→ THE PROBLEM
Give every line of the data again, unchanged, but with no pictures.

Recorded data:

+ + + + + + +

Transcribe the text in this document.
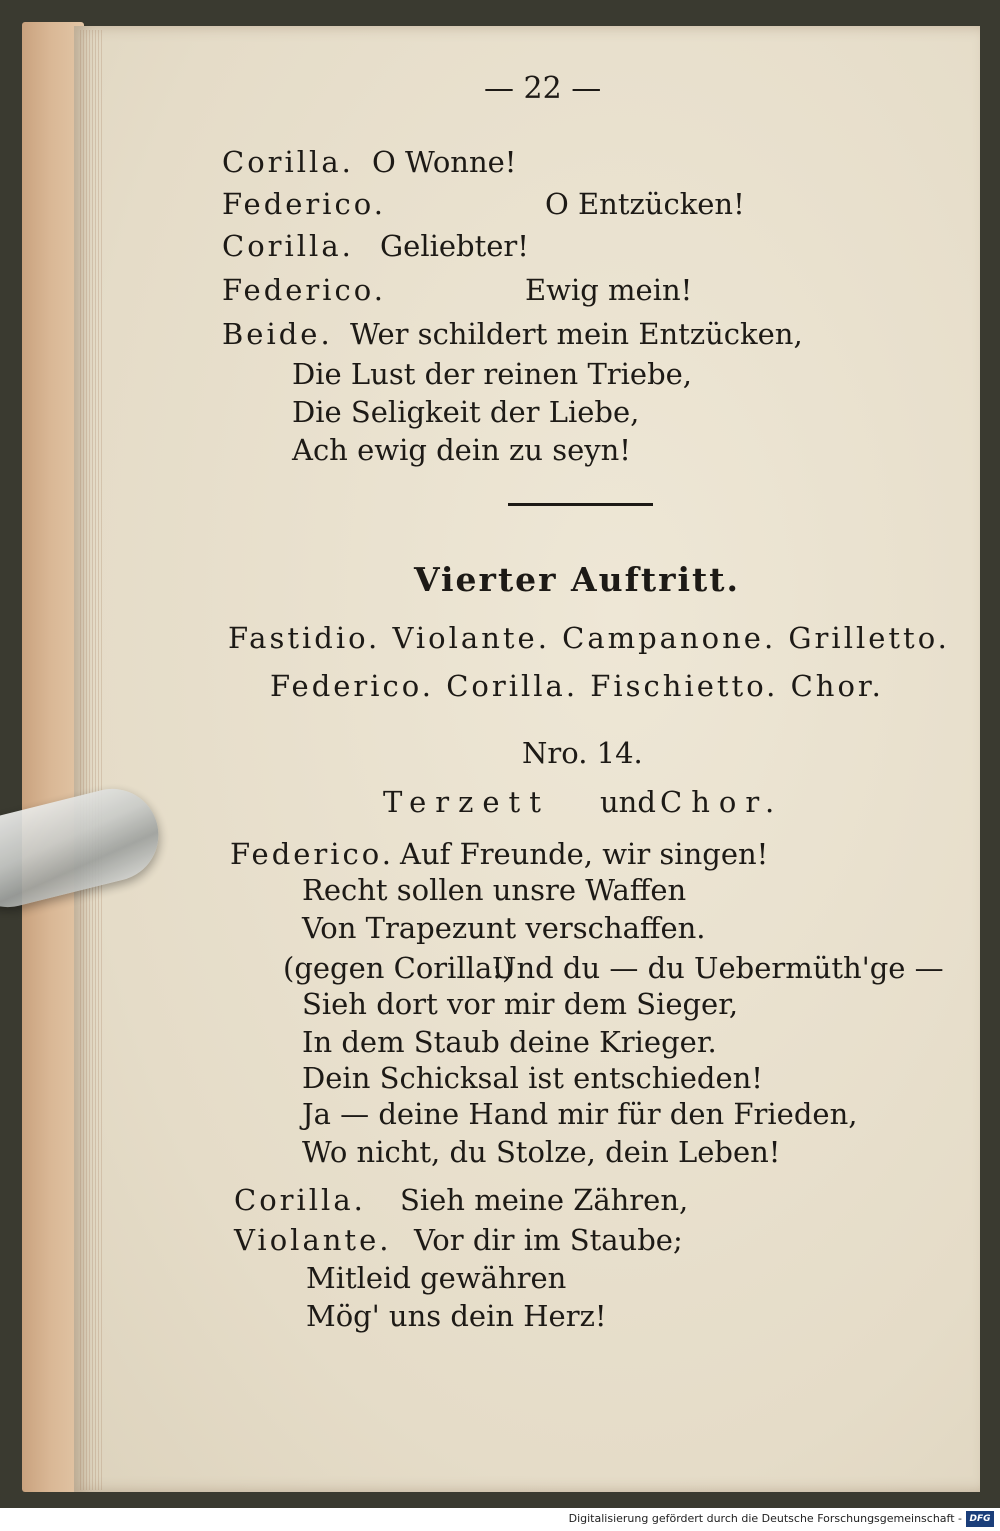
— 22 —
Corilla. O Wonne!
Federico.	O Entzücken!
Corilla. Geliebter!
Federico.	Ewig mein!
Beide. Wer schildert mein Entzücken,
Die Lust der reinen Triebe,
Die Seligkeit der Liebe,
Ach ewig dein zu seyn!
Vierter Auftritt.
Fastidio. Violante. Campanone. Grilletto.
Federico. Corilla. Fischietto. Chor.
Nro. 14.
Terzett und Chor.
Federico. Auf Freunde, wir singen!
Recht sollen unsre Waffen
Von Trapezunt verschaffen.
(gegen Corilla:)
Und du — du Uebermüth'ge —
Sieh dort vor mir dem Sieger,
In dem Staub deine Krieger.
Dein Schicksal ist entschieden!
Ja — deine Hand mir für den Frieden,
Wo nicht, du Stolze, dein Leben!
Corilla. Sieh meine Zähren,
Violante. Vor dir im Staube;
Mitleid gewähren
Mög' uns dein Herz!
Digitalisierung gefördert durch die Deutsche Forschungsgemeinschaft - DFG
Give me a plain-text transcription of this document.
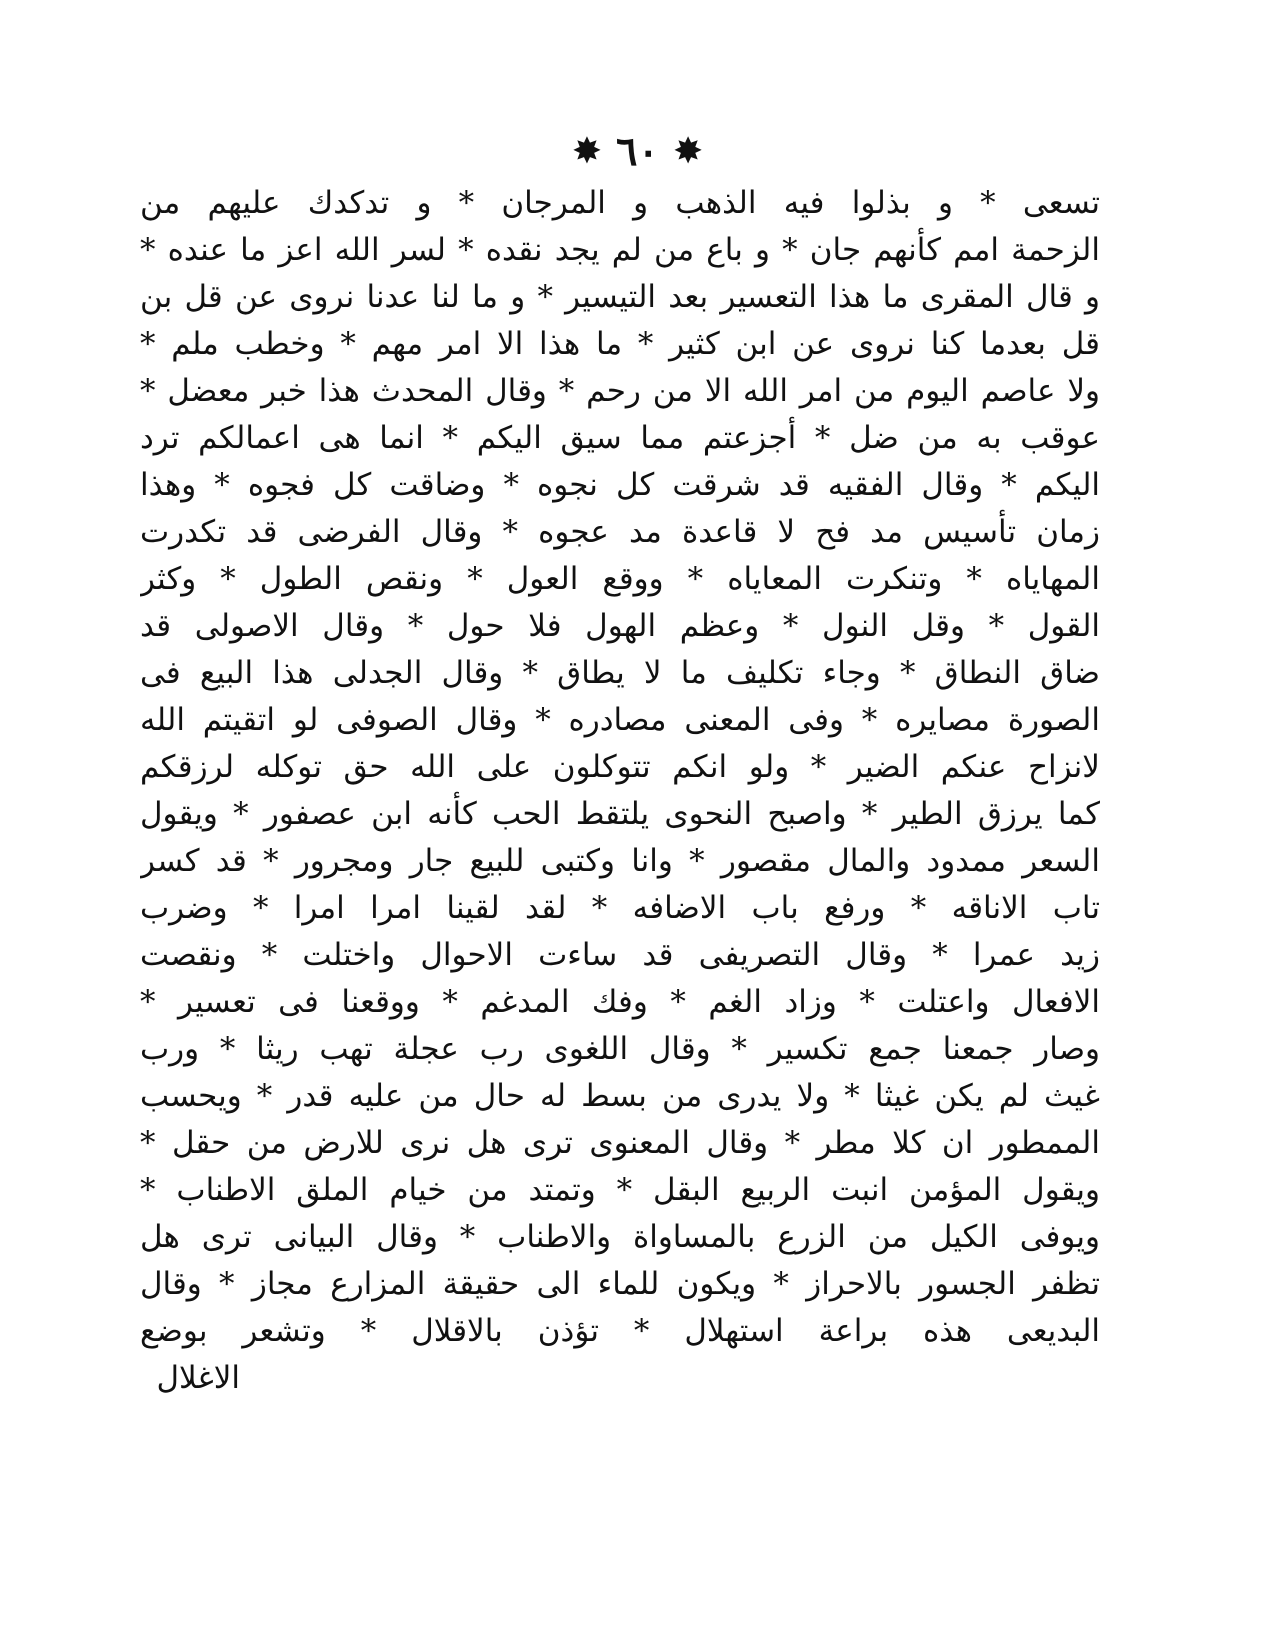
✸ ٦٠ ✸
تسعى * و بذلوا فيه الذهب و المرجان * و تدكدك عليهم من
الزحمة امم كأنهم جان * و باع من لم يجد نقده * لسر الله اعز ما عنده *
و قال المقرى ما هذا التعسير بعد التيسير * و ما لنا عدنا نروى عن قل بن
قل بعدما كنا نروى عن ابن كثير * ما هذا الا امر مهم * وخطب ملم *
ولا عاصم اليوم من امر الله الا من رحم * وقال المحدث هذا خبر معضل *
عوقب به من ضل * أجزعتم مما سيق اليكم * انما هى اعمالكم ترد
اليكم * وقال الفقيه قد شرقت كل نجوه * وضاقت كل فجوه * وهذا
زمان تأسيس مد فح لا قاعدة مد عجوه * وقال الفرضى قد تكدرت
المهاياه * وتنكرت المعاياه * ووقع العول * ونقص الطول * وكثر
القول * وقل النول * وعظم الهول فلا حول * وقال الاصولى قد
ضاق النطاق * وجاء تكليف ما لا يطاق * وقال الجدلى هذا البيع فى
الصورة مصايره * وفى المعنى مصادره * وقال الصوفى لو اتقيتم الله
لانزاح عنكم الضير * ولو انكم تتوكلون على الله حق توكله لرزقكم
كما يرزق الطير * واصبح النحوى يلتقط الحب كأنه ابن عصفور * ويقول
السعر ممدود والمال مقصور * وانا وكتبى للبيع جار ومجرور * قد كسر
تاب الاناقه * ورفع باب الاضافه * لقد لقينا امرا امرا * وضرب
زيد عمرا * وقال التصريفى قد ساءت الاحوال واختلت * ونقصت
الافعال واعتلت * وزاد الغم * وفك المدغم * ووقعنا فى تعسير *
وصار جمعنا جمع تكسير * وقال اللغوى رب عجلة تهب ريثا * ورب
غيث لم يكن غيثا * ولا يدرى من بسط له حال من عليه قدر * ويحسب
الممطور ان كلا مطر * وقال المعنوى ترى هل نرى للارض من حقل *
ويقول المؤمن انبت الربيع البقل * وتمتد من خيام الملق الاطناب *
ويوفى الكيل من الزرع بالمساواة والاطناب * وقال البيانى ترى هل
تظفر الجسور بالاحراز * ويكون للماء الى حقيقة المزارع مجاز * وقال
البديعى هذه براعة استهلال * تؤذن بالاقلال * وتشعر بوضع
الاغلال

+ + + + + + +

→ TASK RESPONSE
Transcribe the text in this document.
— 22 —
Corilla. O Wonne!
Federico.	O Entzücken!
Corilla. Geliebter!
Federico.	Ewig mein!
Beide. Wer schildert mein Entzücken,
Die Lust der reinen Triebe,
Die Seligkeit der Liebe,
Ach ewig dein zu seyn!
Vierter Auftritt.
Fastidio. Violante. Campanone. Grilletto.
Federico. Corilla. Fischietto. Chor.
Nro. 14.
Terzett und Chor.
Federico. Auf Freunde, wir singen!
Recht sollen unsre Waffen
Von Trapezunt verschaffen.
(gegen Corilla:)
Und du — du Uebermüth'ge —
Sieh dort vor mir dem Sieger,
In dem Staub deine Krieger.
Dein Schicksal ist entschieden!
Ja — deine Hand mir für den Frieden,
Wo nicht, du Stolze, dein Leben!
Corilla. Sieh meine Zähren,
Violante. Vor dir im Staube;
Mitleid gewähren
Mög' uns dein Herz!
Digitalisierung gefördert durch die Deutsche Forschungsgemeinschaft - DFG
Give me a plain-text transcription of this document.
✸ ٦٠ ✸
تسعى * و بذلوا فيه الذهب و المرجان * و تدكدك عليهم من
الزحمة امم كأنهم جان * و باع من لم يجد نقده * لسر الله اعز ما عنده *
و قال المقرى ما هذا التعسير بعد التيسير * و ما لنا عدنا نروى عن قل بن
قل بعدما كنا نروى عن ابن كثير * ما هذا الا امر مهم * وخطب ملم *
ولا عاصم اليوم من امر الله الا من رحم * وقال المحدث هذا خبر معضل *
عوقب به من ضل * أجزعتم مما سيق اليكم * انما هى اعمالكم ترد
اليكم * وقال الفقيه قد شرقت كل نجوه * وضاقت كل فجوه * وهذا
زمان تأسيس مد فح لا قاعدة مد عجوه * وقال الفرضى قد تكدرت
المهاياه * وتنكرت المعاياه * ووقع العول * ونقص الطول * وكثر
القول * وقل النول * وعظم الهول فلا حول * وقال الاصولى قد
ضاق النطاق * وجاء تكليف ما لا يطاق * وقال الجدلى هذا البيع فى
الصورة مصايره * وفى المعنى مصادره * وقال الصوفى لو اتقيتم الله
لانزاح عنكم الضير * ولو انكم تتوكلون على الله حق توكله لرزقكم
كما يرزق الطير * واصبح النحوى يلتقط الحب كأنه ابن عصفور * ويقول
السعر ممدود والمال مقصور * وانا وكتبى للبيع جار ومجرور * قد كسر
تاب الاناقه * ورفع باب الاضافه * لقد لقينا امرا امرا * وضرب
زيد عمرا * وقال التصريفى قد ساءت الاحوال واختلت * ونقصت
الافعال واعتلت * وزاد الغم * وفك المدغم * ووقعنا فى تعسير *
وصار جمعنا جمع تكسير * وقال اللغوى رب عجلة تهب ريثا * ورب
غيث لم يكن غيثا * ولا يدرى من بسط له حال من عليه قدر * ويحسب
الممطور ان كلا مطر * وقال المعنوى ترى هل نرى للارض من حقل *
ويقول المؤمن انبت الربيع البقل * وتمتد من خيام الملق الاطناب *
ويوفى الكيل من الزرع بالمساواة والاطناب * وقال البيانى ترى هل
تظفر الجسور بالاحراز * ويكون للماء الى حقيقة المزارع مجاز * وقال
البديعى هذه براعة استهلال * تؤذن بالاقلال * وتشعر بوضع
الاغلال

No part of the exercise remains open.